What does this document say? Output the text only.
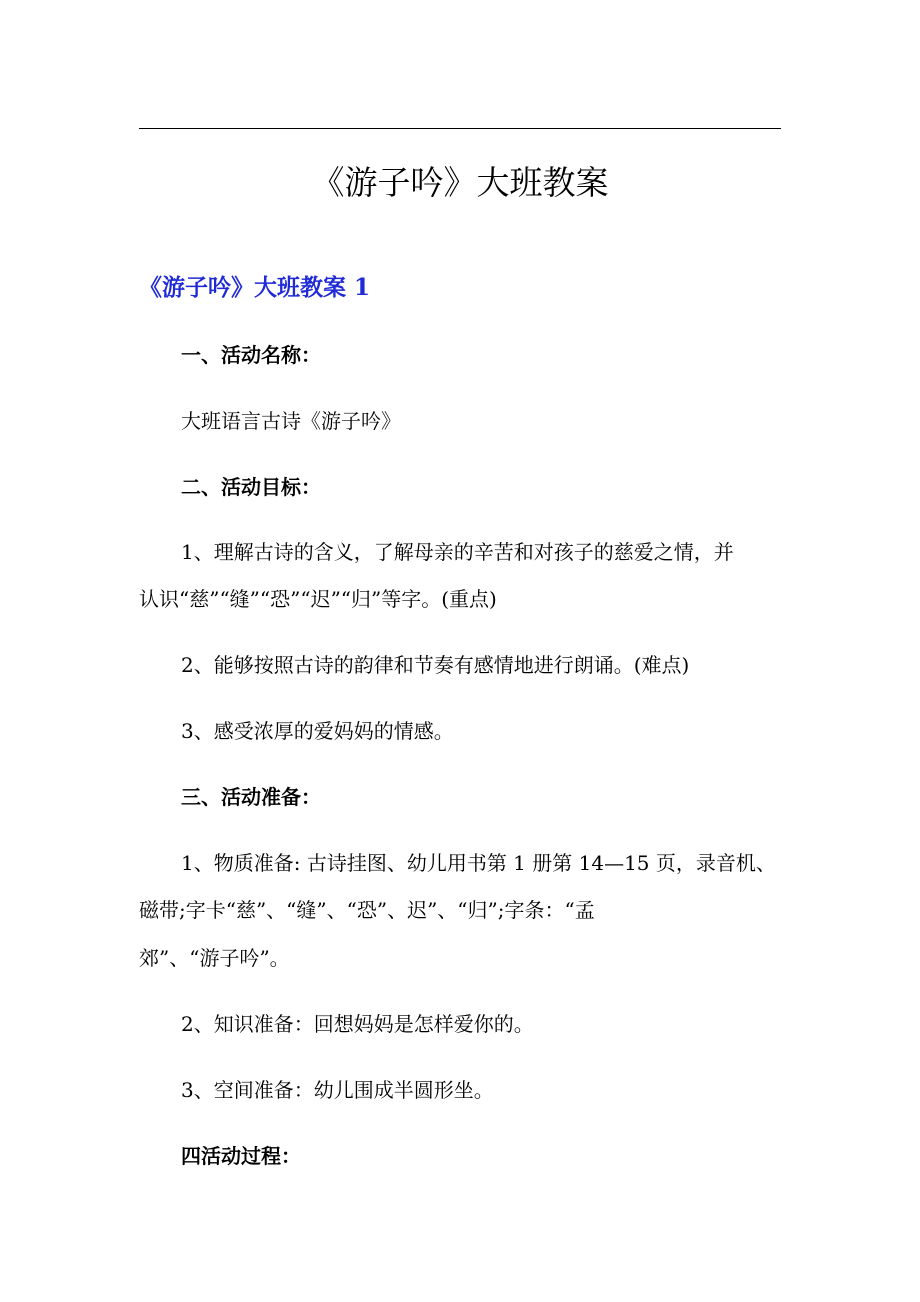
《游子吟》大班教案
《游子吟》大班教案 1

一、活动名称：

大班语言古诗《游子吟》

二、活动目标：

1、理解古诗的含义，了解母亲的辛苦和对孩子的慈爱之情，并

认识“慈”“缝”“恐”“迟”“归”等字。(重点)

2、能够按照古诗的韵律和节奏有感情地进行朗诵。(难点)

3、感受浓厚的爱妈妈的情感。

三、活动准备：

1、物质准备: 古诗挂图、幼儿用书第 1 册第 14—15 页，录音机、

磁带;字卡“慈”、“缝”、“恐”、迟”、“归”;字条：“孟

郊”、“游子吟”。

2、知识准备：回想妈妈是怎样爱你的。

3、空间准备：幼儿围成半圆形坐。

四活动过程：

· · · ·

■ Work required
Strip the images and reproduce the remaining records precisely.

■ Written solution
What does this document say? Output the text only.
《游子吟》大班教案
《游子吟》大班教案 1

一、活动名称：

大班语言古诗《游子吟》

二、活动目标：

1、理解古诗的含义，了解母亲的辛苦和对孩子的慈爱之情，并

认识“慈”“缝”“恐”“迟”“归”等字。(重点)

2、能够按照古诗的韵律和节奏有感情地进行朗诵。(难点)

3、感受浓厚的爱妈妈的情感。

三、活动准备：

1、物质准备: 古诗挂图、幼儿用书第 1 册第 14—15 页，录音机、

磁带;字卡“慈”、“缝”、“恐”、迟”、“归”;字条：“孟

郊”、“游子吟”。

2、知识准备：回想妈妈是怎样爱你的。

3、空间准备：幼儿围成半圆形坐。

四活动过程：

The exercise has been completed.